DATASET EXTRACT ▸
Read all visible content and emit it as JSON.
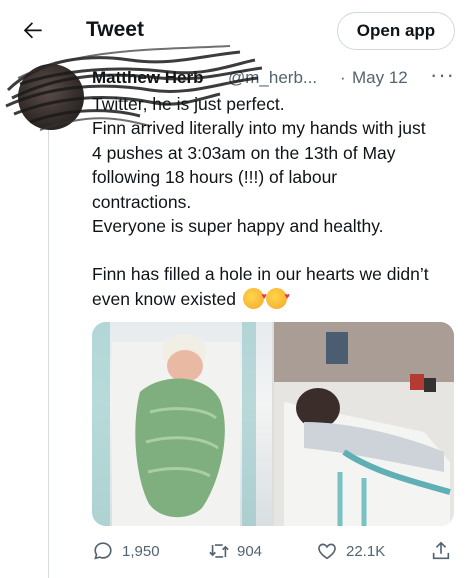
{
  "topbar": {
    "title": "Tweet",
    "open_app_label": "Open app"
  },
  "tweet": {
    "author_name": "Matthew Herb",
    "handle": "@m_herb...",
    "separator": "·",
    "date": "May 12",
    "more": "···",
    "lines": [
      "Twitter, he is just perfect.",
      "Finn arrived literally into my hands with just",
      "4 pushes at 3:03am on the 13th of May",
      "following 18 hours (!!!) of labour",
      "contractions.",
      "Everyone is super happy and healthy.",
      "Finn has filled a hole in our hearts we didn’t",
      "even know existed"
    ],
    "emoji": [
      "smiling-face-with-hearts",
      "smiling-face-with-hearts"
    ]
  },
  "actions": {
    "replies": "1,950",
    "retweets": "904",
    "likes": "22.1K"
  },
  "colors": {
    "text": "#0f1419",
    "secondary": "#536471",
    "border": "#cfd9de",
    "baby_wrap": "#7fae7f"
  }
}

...

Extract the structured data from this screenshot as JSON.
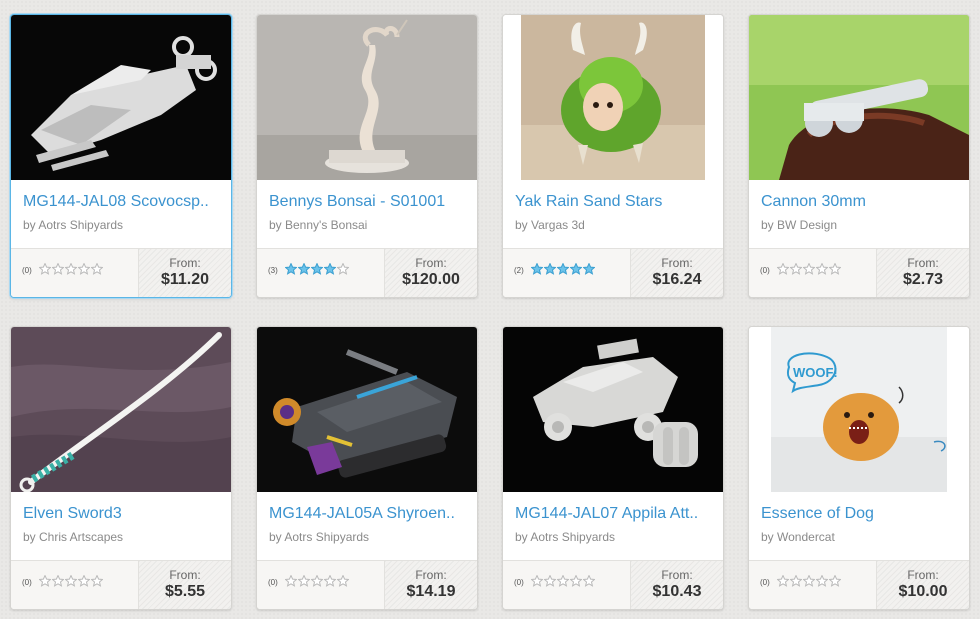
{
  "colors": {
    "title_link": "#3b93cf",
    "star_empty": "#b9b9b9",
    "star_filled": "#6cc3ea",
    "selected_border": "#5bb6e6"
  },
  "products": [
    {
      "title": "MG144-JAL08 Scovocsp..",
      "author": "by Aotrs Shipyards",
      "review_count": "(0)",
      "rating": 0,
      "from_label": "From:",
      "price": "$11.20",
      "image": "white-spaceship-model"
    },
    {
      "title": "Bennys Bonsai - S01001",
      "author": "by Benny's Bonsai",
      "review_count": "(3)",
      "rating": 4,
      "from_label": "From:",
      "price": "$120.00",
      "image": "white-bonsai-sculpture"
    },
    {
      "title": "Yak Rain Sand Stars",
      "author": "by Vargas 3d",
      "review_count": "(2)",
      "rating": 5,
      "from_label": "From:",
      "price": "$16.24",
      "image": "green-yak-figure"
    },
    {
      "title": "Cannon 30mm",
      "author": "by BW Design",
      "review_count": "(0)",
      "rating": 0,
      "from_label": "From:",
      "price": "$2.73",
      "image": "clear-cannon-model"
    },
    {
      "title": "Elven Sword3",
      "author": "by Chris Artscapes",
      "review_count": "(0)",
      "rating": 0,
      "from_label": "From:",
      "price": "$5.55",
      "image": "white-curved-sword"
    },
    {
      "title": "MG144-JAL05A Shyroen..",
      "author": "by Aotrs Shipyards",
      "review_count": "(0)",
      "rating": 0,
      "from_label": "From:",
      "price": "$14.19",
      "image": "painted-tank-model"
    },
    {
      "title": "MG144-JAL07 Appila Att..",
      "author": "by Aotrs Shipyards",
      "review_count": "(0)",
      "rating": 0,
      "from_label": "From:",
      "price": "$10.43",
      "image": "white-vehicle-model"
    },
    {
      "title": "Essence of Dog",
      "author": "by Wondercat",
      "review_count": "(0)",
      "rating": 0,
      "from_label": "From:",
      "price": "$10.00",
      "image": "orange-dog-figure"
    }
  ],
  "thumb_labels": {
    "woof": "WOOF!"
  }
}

THE EXERCISE ▸ Find the word "white" in the entries above and gather every line that holds it.

SOLUTION FOR THIS TASK ▸
      "image": "white-spaceship-model"
      "image": "white-bonsai-sculpture"
      "image": "white-curved-sword"
      "image": "white-vehicle-model"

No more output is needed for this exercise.